● **The task**: Extract every line of the records below verbatim, leaving out the pictures.
+---+
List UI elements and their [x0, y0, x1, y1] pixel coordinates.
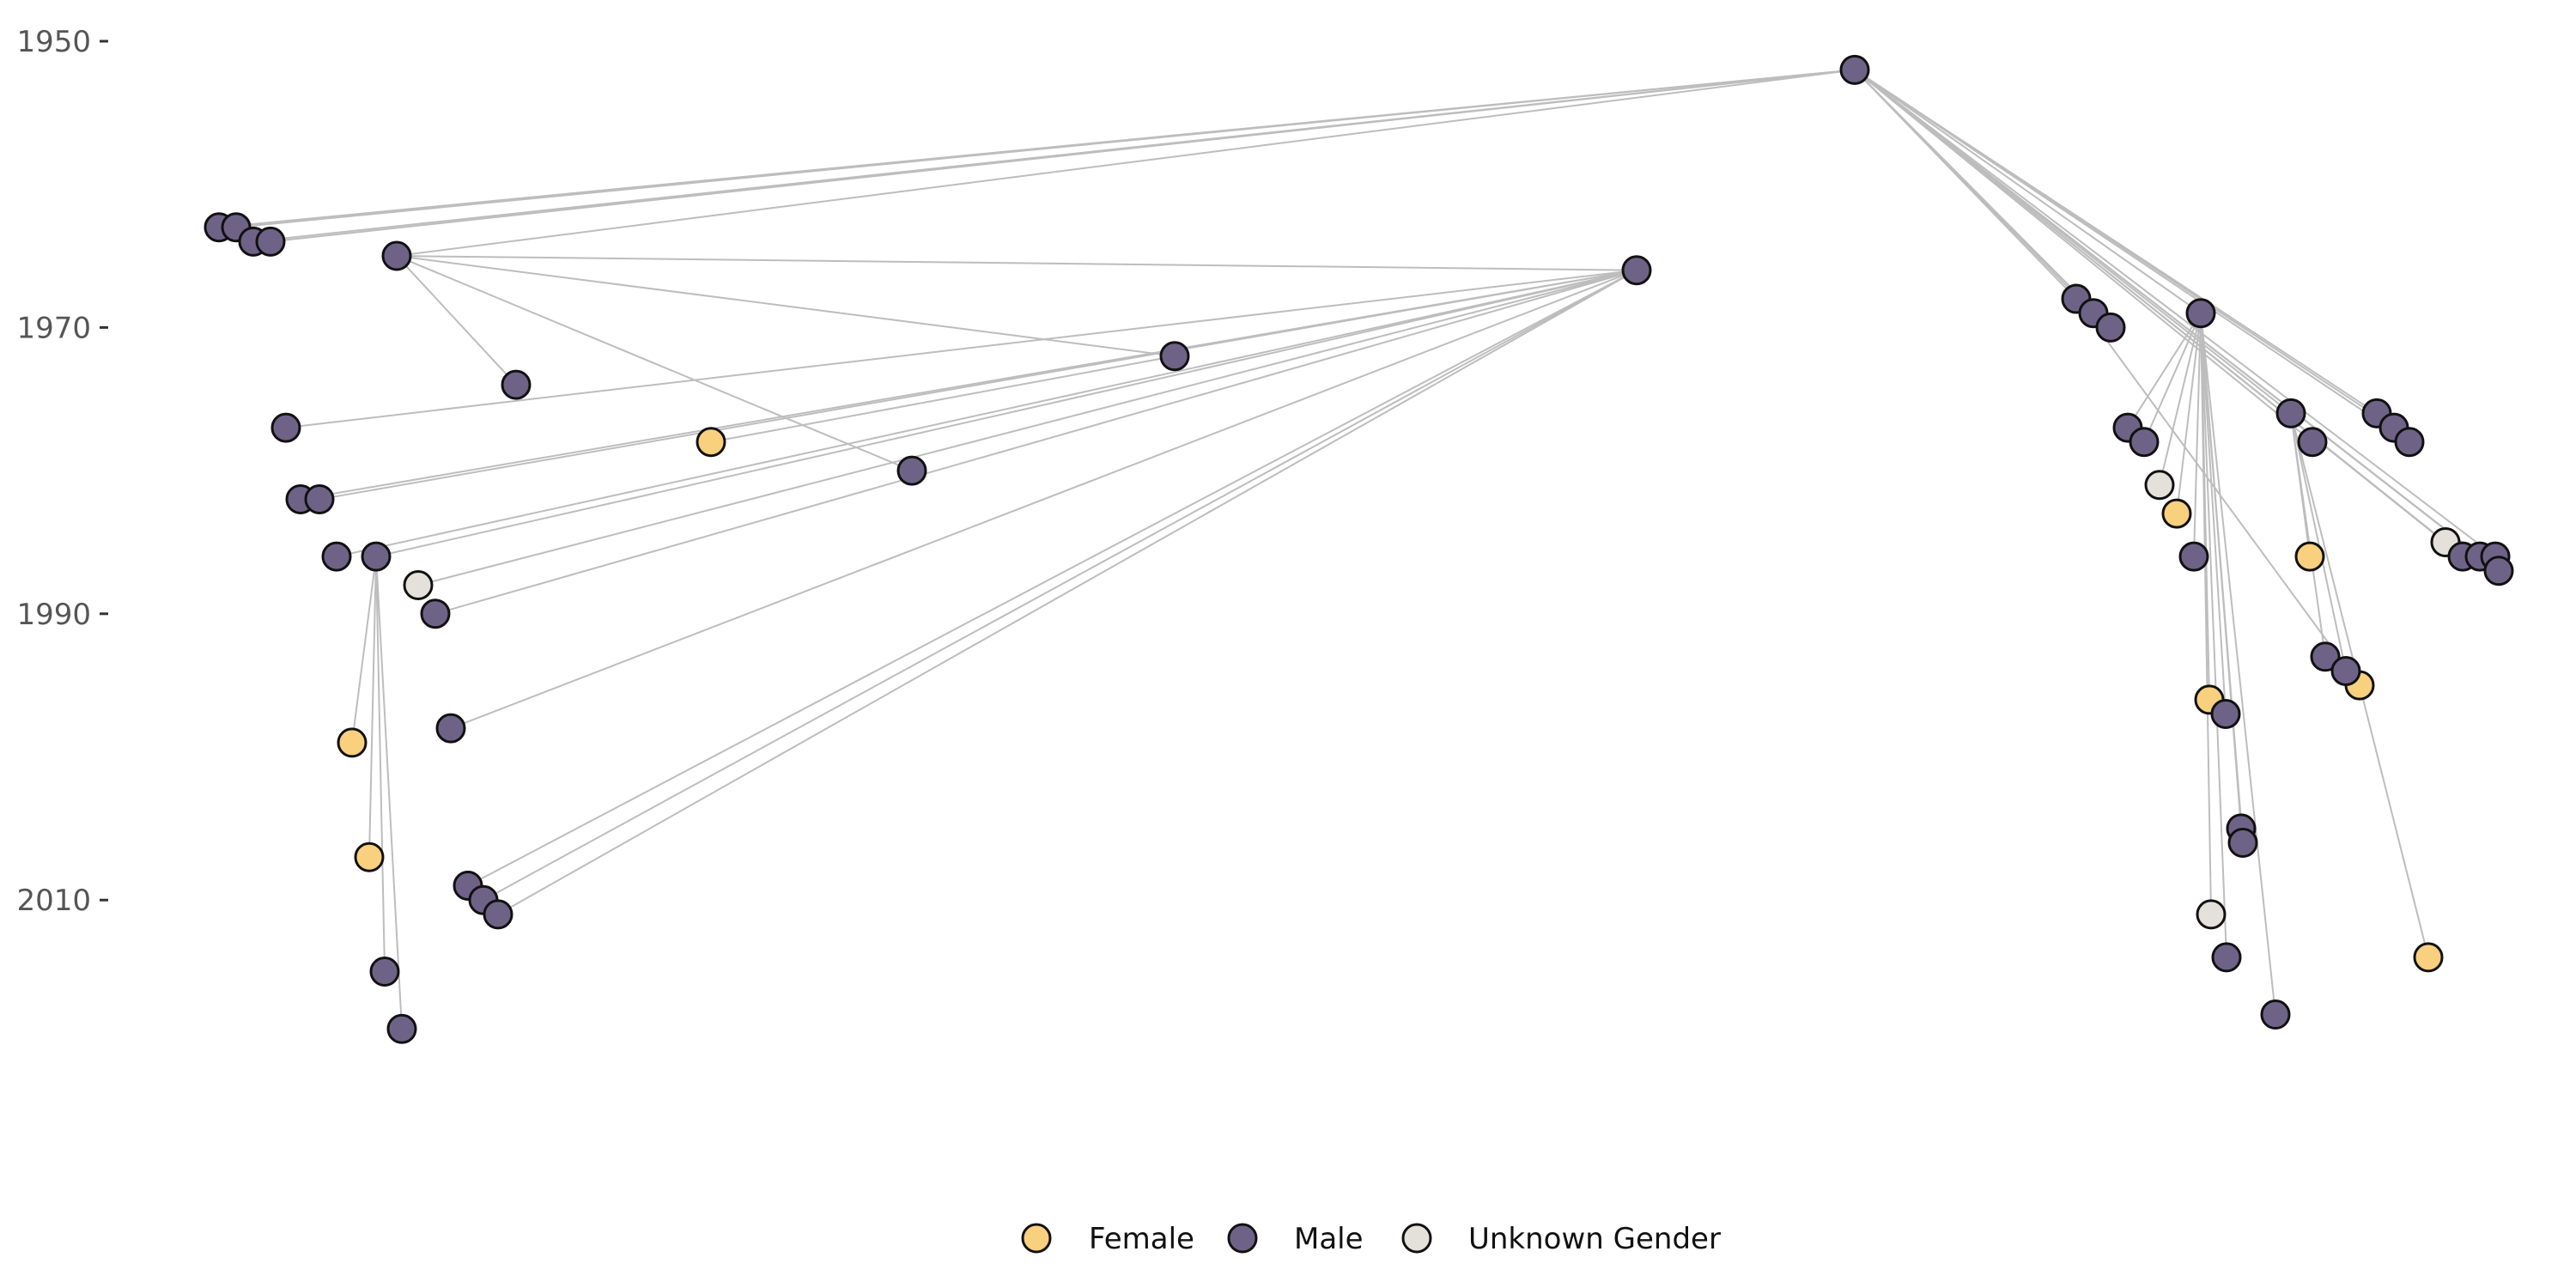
- tree-edge: [396, 255, 1176, 357]
- person-node: [2330, 655, 2361, 686]
- legend-female-label: Female: [1089, 1222, 1194, 1256]
- tree-edge: [483, 269, 1637, 902]
- person-node: [386, 1013, 417, 1044]
- tree-edge: [285, 269, 1637, 429]
- tree-edge: [2193, 313, 2202, 557]
- person-node: [2129, 427, 2160, 458]
- person-node: [381, 240, 412, 271]
- person-node: [501, 369, 532, 400]
- person-node: [2413, 942, 2444, 973]
- legend: Female Male Unknown Gender: [1021, 1222, 1721, 1256]
- person-node: [1839, 54, 1870, 85]
- tree-edge: [450, 269, 1637, 730]
- tree-edge: [1854, 69, 2202, 314]
- tree-edge: [417, 269, 1637, 586]
- tree-edge: [336, 269, 1637, 558]
- person-node: [304, 483, 335, 514]
- person-node: [2196, 899, 2227, 930]
- person-node: [2144, 470, 2175, 501]
- person-node: [2294, 541, 2325, 572]
- person-node: [2275, 398, 2306, 428]
- legend-male-label: Male: [1294, 1222, 1364, 1256]
- tree-edge: [319, 269, 1637, 501]
- y-tick-label: 1950: [16, 25, 91, 59]
- y-tick-label: 1990: [16, 598, 91, 632]
- tree-edge: [375, 269, 1637, 558]
- person-node: [2210, 698, 2241, 729]
- person-node: [321, 541, 352, 572]
- tree-edge: [396, 255, 1637, 271]
- tree-edge: [235, 69, 1856, 228]
- person-node: [420, 598, 451, 629]
- tree-edge: [2200, 313, 2244, 843]
- person-node: [2260, 999, 2291, 1030]
- tree-edge: [2200, 313, 2227, 957]
- tree-edge: [1854, 69, 2410, 443]
- tree-nodes: [204, 54, 2514, 1044]
- tree-edge: [1854, 69, 2464, 557]
- tree-edge: [270, 69, 1856, 243]
- person-node: [337, 727, 368, 758]
- tree-edge: [1854, 69, 2111, 329]
- tree-edge: [467, 269, 1637, 887]
- person-node: [361, 541, 392, 572]
- person-node: [354, 841, 385, 872]
- person-node: [270, 412, 301, 443]
- person-node: [1159, 341, 1190, 372]
- person-node: [696, 427, 726, 458]
- person-node: [483, 899, 513, 930]
- tree-edge: [1854, 69, 2496, 557]
- person-node: [2178, 541, 2209, 572]
- tree-edge: [2200, 313, 2276, 1015]
- tree-edge: [2200, 313, 2227, 714]
- person-node: [435, 713, 466, 744]
- y-tick-label: 1970: [16, 311, 91, 345]
- person-node: [2394, 427, 2425, 458]
- tree-edge: [396, 255, 913, 472]
- y-axis: 1950 1970 1990 2010: [16, 25, 108, 918]
- person-node: [2161, 498, 2192, 529]
- tree-edge: [710, 355, 1176, 443]
- person-node: [2310, 641, 2341, 672]
- tree-edge: [2200, 313, 2212, 914]
- legend-unknown-gender-marker: [1401, 1223, 1432, 1254]
- person-node: [2211, 942, 2242, 973]
- tree-edge: [396, 255, 517, 386]
- tree-edge: [497, 269, 1637, 915]
- tree-edge: [368, 556, 377, 858]
- person-node: [2227, 828, 2258, 859]
- person-node: [1621, 255, 1652, 286]
- legend-unknown-gender-label: Unknown Gender: [1468, 1222, 1721, 1256]
- person-node: [2483, 556, 2514, 586]
- tree-edges: [218, 69, 2500, 1030]
- y-tick-label: 2010: [16, 884, 91, 918]
- legend-male-marker: [1227, 1223, 1258, 1254]
- tree-edge: [2290, 413, 2347, 671]
- tree-edge: [396, 69, 1856, 258]
- person-node: [2185, 298, 2216, 329]
- tree-edge: [434, 269, 1637, 615]
- tree-edge: [375, 556, 403, 1030]
- legend-female-marker: [1021, 1223, 1052, 1254]
- tree-edge: [375, 556, 386, 972]
- tree-edge: [2075, 298, 2360, 686]
- person-node: [255, 226, 286, 257]
- tree-edge: [351, 556, 377, 743]
- person-node: [2297, 427, 2328, 458]
- tree-edge: [1854, 69, 2500, 572]
- person-node: [2095, 312, 2126, 343]
- person-node: [369, 957, 400, 987]
- person-node: [403, 569, 434, 600]
- tree-edge: [2176, 313, 2202, 514]
- person-node: [896, 455, 927, 486]
- tree-edge: [2290, 413, 2326, 657]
+---+
● **Correct result**:
List UI elements and their [x0, y0, x1, y1] pixel coordinates.
- tree-edge: [396, 255, 1176, 357]
- person-node: [2330, 655, 2361, 686]
- legend-female-label: Female: [1089, 1222, 1194, 1256]
- tree-edge: [483, 269, 1637, 902]
- person-node: [386, 1013, 417, 1044]
- tree-edge: [285, 269, 1637, 429]
- tree-edge: [2193, 313, 2202, 557]
- person-node: [2129, 427, 2160, 458]
- person-node: [381, 240, 412, 271]
- person-node: [501, 369, 532, 400]
- person-node: [2413, 942, 2444, 973]
- legend: Female Male Unknown Gender: [1021, 1222, 1721, 1256]
- person-node: [1839, 54, 1870, 85]
- tree-edge: [450, 269, 1637, 730]
- tree-edge: [1854, 69, 2202, 314]
- tree-edge: [417, 269, 1637, 586]
- tree-edge: [336, 269, 1637, 558]
- person-node: [304, 483, 335, 514]
- person-node: [2196, 899, 2227, 930]
- person-node: [2144, 470, 2175, 501]
- person-node: [2294, 541, 2325, 572]
- person-node: [2275, 398, 2306, 428]
- legend-male-label: Male: [1294, 1222, 1364, 1256]
- tree-edge: [319, 269, 1637, 501]
- y-tick-label: 1950: [16, 25, 91, 59]
- y-tick-label: 1990: [16, 598, 91, 632]
- tree-edge: [375, 269, 1637, 558]
- person-node: [2210, 698, 2241, 729]
- person-node: [321, 541, 352, 572]
- tree-edge: [396, 255, 1637, 271]
- tree-edge: [235, 69, 1856, 228]
- person-node: [420, 598, 451, 629]
- tree-edge: [2200, 313, 2244, 843]
- person-node: [2260, 999, 2291, 1030]
- tree-edge: [2200, 313, 2227, 957]
- tree-edge: [1854, 69, 2410, 443]
- tree-nodes: [204, 54, 2514, 1044]
- tree-edge: [1854, 69, 2464, 557]
- tree-edge: [270, 69, 1856, 243]
- person-node: [337, 727, 368, 758]
- tree-edge: [1854, 69, 2111, 329]
- tree-edge: [467, 269, 1637, 887]
- person-node: [361, 541, 392, 572]
- person-node: [354, 841, 385, 872]
- person-node: [270, 412, 301, 443]
- person-node: [1159, 341, 1190, 372]
- person-node: [696, 427, 726, 458]
- person-node: [483, 899, 513, 930]
- tree-edge: [1854, 69, 2496, 557]
- person-node: [2178, 541, 2209, 572]
- tree-edge: [2200, 313, 2276, 1015]
- tree-edge: [2200, 313, 2227, 714]
- person-node: [435, 713, 466, 744]
- y-tick-label: 1970: [16, 311, 91, 345]
- person-node: [2394, 427, 2425, 458]
- tree-edge: [396, 255, 913, 472]
- y-axis: 1950 1970 1990 2010: [16, 25, 108, 918]
- person-node: [2161, 498, 2192, 529]
- tree-edge: [710, 355, 1176, 443]
- person-node: [2310, 641, 2341, 672]
- tree-edge: [2200, 313, 2212, 914]
- legend-unknown-gender-marker: [1401, 1223, 1432, 1254]
- person-node: [2211, 942, 2242, 973]
- tree-edge: [396, 255, 517, 386]
- tree-edge: [497, 269, 1637, 915]
- tree-edge: [368, 556, 377, 858]
- person-node: [2227, 828, 2258, 859]
- person-node: [1621, 255, 1652, 286]
- legend-unknown-gender-label: Unknown Gender: [1468, 1222, 1721, 1256]
- person-node: [2483, 556, 2514, 586]
- tree-edges: [218, 69, 2500, 1030]
- y-tick-label: 2010: [16, 884, 91, 918]
- legend-male-marker: [1227, 1223, 1258, 1254]
- tree-edge: [2290, 413, 2347, 671]
- tree-edge: [396, 69, 1856, 258]
- person-node: [2185, 298, 2216, 329]
- tree-edge: [434, 269, 1637, 615]
- tree-edge: [375, 556, 403, 1030]
- legend-female-marker: [1021, 1223, 1052, 1254]
- tree-edge: [375, 556, 386, 972]
- tree-edge: [2075, 298, 2360, 686]
- person-node: [255, 226, 286, 257]
- tree-edge: [351, 556, 377, 743]
- person-node: [2297, 427, 2328, 458]
- tree-edge: [1854, 69, 2500, 572]
- person-node: [2095, 312, 2126, 343]
- person-node: [369, 957, 400, 987]
- person-node: [403, 569, 434, 600]
- tree-edge: [2176, 313, 2202, 514]
- person-node: [896, 455, 927, 486]
- tree-edge: [2290, 413, 2326, 657]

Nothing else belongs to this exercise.